DIRECTION :: The records that follow are to be repeated without alteration.

━━━━━━

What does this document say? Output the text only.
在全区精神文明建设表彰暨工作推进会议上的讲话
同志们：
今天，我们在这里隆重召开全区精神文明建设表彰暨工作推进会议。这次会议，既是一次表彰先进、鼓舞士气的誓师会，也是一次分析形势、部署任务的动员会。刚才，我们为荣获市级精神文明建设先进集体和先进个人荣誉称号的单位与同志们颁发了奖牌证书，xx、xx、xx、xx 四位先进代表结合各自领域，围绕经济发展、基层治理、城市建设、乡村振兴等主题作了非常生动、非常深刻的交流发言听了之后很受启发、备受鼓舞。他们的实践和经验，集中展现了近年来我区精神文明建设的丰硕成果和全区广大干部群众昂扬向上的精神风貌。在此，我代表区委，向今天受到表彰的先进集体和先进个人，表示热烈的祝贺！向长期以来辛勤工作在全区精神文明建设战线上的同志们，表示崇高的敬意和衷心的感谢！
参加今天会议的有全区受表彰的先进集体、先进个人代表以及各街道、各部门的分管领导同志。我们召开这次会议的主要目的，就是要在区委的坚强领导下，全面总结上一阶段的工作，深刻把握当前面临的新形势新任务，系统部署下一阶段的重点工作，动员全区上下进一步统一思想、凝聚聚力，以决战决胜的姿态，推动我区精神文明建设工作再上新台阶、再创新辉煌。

━━━━━━

EXERCISE OUTPUT ::
What does this document say? Output the text only.
在全区精神文明建设表彰暨工作推进会议上的讲话
同志们：
今天，我们在这里隆重召开全区精神文明建设表彰暨工作推进会议。这次会议，既是一次表彰先进、鼓舞士气的誓师会，也是一次分析形势、部署任务的动员会。刚才，我们为荣获市级精神文明建设先进集体和先进个人荣誉称号的单位与同志们颁发了奖牌证书，xx、xx、xx、xx 四位先进代表结合各自领域，围绕经济发展、基层治理、城市建设、乡村振兴等主题作了非常生动、非常深刻的交流发言听了之后很受启发、备受鼓舞。他们的实践和经验，集中展现了近年来我区精神文明建设的丰硕成果和全区广大干部群众昂扬向上的精神风貌。在此，我代表区委，向今天受到表彰的先进集体和先进个人，表示热烈的祝贺！向长期以来辛勤工作在全区精神文明建设战线上的同志们，表示崇高的敬意和衷心的感谢！
参加今天会议的有全区受表彰的先进集体、先进个人代表以及各街道、各部门的分管领导同志。我们召开这次会议的主要目的，就是要在区委的坚强领导下，全面总结上一阶段的工作，深刻把握当前面临的新形势新任务，系统部署下一阶段的重点工作，动员全区上下进一步统一思想、凝聚聚力，以决战决胜的姿态，推动我区精神文明建设工作再上新台阶、再创新辉煌。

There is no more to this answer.